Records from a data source
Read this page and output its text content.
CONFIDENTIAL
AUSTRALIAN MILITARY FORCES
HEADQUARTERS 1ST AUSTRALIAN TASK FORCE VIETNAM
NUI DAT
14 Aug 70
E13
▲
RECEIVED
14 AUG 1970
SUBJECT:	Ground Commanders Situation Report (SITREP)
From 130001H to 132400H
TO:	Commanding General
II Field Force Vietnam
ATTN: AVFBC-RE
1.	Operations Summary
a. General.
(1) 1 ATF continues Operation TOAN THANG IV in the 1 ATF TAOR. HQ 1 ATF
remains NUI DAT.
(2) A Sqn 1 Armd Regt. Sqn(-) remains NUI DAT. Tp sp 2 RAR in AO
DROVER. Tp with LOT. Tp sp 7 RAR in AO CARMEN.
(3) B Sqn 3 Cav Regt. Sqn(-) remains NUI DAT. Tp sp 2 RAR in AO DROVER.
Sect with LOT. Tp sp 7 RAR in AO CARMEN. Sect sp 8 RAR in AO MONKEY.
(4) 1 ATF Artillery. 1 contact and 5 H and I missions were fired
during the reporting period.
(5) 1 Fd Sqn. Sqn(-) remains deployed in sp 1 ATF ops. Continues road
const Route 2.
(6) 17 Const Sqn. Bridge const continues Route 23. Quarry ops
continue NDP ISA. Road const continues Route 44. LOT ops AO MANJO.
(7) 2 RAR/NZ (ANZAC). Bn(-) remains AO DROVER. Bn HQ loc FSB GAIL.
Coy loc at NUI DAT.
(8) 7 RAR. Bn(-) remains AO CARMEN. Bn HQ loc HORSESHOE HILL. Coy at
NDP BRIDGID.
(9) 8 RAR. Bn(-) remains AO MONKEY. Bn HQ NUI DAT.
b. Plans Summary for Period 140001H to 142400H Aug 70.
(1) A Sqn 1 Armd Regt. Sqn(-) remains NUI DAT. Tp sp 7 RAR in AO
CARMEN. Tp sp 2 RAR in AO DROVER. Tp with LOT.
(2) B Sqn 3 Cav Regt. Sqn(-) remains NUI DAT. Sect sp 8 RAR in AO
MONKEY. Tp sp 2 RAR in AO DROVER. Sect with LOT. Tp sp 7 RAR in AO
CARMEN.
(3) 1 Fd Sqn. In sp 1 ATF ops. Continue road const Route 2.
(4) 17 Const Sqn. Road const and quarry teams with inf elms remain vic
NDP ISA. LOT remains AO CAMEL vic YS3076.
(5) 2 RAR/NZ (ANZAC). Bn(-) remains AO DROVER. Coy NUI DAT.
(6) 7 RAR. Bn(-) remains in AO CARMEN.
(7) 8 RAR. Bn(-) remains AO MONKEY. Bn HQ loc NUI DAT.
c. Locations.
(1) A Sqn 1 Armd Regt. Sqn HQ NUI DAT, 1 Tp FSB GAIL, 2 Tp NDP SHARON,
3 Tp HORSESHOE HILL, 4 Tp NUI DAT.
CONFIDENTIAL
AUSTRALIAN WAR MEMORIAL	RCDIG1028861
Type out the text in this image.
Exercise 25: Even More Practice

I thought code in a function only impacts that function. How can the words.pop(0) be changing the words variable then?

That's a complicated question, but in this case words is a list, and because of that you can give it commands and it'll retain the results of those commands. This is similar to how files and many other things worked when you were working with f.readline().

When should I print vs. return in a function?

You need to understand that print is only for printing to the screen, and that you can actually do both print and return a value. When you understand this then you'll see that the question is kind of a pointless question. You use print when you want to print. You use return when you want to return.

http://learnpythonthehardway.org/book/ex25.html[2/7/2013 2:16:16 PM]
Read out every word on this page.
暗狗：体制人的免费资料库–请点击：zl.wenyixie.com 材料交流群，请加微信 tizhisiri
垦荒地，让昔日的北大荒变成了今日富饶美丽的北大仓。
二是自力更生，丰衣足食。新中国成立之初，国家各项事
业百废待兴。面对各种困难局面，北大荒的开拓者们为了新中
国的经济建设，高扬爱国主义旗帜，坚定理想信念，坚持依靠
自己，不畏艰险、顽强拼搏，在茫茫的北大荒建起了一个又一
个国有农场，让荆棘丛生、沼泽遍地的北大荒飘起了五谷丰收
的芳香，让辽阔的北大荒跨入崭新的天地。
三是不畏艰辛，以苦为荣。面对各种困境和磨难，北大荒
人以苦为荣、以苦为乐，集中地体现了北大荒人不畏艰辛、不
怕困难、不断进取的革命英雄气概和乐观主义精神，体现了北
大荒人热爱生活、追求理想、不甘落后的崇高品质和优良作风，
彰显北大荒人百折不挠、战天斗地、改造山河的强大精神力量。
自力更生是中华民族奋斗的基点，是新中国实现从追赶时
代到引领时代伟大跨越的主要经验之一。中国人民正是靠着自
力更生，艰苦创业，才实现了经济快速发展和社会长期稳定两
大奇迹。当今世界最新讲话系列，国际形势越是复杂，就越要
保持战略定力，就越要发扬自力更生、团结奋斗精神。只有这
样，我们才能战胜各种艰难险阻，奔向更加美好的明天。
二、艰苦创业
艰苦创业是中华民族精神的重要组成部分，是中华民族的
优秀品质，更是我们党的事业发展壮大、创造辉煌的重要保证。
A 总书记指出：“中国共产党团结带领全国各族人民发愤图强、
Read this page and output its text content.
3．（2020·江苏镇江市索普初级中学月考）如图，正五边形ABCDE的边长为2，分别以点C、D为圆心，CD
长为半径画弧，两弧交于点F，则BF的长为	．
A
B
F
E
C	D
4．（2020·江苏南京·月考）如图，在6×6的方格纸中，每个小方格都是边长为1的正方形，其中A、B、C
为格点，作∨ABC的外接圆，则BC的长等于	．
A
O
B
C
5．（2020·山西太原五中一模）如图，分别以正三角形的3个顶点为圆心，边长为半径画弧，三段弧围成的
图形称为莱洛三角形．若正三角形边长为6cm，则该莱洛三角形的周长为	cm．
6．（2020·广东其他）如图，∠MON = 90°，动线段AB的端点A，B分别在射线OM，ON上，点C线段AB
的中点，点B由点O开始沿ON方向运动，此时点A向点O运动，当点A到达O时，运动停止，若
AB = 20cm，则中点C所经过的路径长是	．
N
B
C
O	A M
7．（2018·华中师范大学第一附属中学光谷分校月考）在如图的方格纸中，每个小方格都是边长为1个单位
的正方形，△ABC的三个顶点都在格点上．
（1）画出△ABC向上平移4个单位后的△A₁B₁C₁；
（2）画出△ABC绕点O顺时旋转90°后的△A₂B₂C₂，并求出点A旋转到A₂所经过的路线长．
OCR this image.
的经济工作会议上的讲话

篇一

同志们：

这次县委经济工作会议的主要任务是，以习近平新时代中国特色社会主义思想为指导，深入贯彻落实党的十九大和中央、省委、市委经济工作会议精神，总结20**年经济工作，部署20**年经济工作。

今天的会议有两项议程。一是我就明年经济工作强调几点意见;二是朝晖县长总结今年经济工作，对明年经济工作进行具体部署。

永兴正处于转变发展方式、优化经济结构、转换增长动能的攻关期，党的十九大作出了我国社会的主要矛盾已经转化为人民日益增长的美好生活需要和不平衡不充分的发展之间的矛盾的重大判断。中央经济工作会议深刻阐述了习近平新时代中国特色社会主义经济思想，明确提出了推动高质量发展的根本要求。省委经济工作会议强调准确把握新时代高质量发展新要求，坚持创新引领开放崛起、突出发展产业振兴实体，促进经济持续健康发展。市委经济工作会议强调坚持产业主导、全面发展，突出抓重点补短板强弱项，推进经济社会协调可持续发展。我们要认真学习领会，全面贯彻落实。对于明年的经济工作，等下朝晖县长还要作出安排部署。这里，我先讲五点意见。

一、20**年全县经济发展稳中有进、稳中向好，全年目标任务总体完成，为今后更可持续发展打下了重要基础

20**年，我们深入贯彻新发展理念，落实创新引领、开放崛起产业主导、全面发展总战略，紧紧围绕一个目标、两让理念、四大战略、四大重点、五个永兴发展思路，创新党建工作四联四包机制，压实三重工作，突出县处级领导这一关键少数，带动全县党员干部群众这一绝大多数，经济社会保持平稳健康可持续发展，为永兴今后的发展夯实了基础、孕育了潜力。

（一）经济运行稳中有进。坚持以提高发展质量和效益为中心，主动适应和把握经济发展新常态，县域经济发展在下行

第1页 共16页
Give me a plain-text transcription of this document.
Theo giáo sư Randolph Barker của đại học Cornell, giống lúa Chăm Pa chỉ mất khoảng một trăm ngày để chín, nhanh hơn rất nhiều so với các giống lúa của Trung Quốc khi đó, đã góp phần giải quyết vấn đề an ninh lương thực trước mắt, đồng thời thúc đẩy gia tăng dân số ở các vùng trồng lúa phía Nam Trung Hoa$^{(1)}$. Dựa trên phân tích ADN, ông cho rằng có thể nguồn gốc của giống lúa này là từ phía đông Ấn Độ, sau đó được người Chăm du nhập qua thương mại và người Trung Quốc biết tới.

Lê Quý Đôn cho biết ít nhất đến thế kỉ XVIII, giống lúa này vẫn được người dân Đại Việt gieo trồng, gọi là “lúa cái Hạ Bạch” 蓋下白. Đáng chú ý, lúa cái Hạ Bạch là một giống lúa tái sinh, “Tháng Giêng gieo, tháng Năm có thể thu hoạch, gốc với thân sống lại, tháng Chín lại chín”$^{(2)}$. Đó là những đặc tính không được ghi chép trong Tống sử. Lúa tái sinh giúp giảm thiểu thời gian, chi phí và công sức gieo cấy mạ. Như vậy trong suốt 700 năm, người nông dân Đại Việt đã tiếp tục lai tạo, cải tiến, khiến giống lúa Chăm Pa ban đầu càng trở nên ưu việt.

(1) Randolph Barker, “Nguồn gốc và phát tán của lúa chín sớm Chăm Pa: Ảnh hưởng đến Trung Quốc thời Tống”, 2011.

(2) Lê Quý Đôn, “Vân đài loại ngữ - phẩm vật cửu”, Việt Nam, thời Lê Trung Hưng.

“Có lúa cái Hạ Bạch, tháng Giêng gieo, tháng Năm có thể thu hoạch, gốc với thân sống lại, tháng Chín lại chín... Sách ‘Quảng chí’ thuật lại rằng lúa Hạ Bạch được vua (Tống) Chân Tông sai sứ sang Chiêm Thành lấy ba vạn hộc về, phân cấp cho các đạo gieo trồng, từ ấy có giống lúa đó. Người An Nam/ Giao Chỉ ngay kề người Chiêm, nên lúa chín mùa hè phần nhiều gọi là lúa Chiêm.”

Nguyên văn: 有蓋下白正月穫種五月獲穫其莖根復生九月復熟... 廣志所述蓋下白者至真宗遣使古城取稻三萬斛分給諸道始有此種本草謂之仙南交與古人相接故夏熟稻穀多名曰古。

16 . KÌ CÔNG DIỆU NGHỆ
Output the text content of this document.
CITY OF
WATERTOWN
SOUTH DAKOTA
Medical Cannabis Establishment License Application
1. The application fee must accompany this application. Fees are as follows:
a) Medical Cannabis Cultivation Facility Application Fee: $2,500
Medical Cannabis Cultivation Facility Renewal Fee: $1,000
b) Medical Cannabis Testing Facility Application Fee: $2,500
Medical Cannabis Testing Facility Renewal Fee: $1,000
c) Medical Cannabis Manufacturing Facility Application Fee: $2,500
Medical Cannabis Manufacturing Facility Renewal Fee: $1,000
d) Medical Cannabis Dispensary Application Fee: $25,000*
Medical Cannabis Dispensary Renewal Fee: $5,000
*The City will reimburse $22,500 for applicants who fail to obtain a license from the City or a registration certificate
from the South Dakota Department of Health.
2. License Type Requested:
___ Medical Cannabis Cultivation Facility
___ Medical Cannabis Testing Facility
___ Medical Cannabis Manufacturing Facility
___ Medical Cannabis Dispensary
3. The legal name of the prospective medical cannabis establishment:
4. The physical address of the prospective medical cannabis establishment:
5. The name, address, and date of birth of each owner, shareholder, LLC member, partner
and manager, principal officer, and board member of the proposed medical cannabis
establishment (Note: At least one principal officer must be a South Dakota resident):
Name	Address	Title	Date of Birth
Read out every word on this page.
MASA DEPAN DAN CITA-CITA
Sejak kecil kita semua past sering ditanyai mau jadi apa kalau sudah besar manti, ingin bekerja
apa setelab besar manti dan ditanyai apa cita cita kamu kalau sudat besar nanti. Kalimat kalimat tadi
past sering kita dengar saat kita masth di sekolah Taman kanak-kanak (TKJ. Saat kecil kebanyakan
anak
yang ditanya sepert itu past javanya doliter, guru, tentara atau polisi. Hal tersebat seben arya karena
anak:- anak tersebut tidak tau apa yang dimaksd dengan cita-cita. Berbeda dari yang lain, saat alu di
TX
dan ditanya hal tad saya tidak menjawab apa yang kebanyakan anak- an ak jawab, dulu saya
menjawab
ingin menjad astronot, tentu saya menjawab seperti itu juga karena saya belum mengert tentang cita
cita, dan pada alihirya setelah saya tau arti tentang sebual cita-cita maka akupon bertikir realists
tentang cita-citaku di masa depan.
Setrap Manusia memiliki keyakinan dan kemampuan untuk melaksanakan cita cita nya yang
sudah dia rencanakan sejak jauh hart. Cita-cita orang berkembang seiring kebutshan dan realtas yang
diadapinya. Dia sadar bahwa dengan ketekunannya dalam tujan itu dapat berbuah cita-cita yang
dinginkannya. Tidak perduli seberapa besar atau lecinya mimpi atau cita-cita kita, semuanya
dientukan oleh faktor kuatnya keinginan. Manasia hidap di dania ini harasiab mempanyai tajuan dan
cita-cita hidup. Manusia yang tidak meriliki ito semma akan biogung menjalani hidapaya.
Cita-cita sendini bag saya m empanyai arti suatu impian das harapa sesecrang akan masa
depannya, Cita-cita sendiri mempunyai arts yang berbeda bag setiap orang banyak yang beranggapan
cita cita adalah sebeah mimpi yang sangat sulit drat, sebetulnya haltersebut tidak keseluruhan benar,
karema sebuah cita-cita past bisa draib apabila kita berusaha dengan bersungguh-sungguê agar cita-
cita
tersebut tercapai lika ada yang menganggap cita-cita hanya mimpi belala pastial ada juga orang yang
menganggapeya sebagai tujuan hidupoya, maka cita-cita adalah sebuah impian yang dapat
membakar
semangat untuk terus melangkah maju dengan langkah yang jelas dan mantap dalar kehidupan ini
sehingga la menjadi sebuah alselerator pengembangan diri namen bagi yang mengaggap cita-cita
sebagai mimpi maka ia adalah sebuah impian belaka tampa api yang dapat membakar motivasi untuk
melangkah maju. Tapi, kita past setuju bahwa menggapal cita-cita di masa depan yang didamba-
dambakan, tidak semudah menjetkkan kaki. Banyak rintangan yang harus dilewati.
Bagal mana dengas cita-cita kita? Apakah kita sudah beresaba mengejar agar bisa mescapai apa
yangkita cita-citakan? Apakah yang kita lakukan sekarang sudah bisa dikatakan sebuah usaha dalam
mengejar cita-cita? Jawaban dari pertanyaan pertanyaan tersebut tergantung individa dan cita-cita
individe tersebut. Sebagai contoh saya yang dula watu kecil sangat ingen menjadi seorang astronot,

[AIM]
How many of these lines contain "manti"? Write only the number.

[TASK ANSWER]
2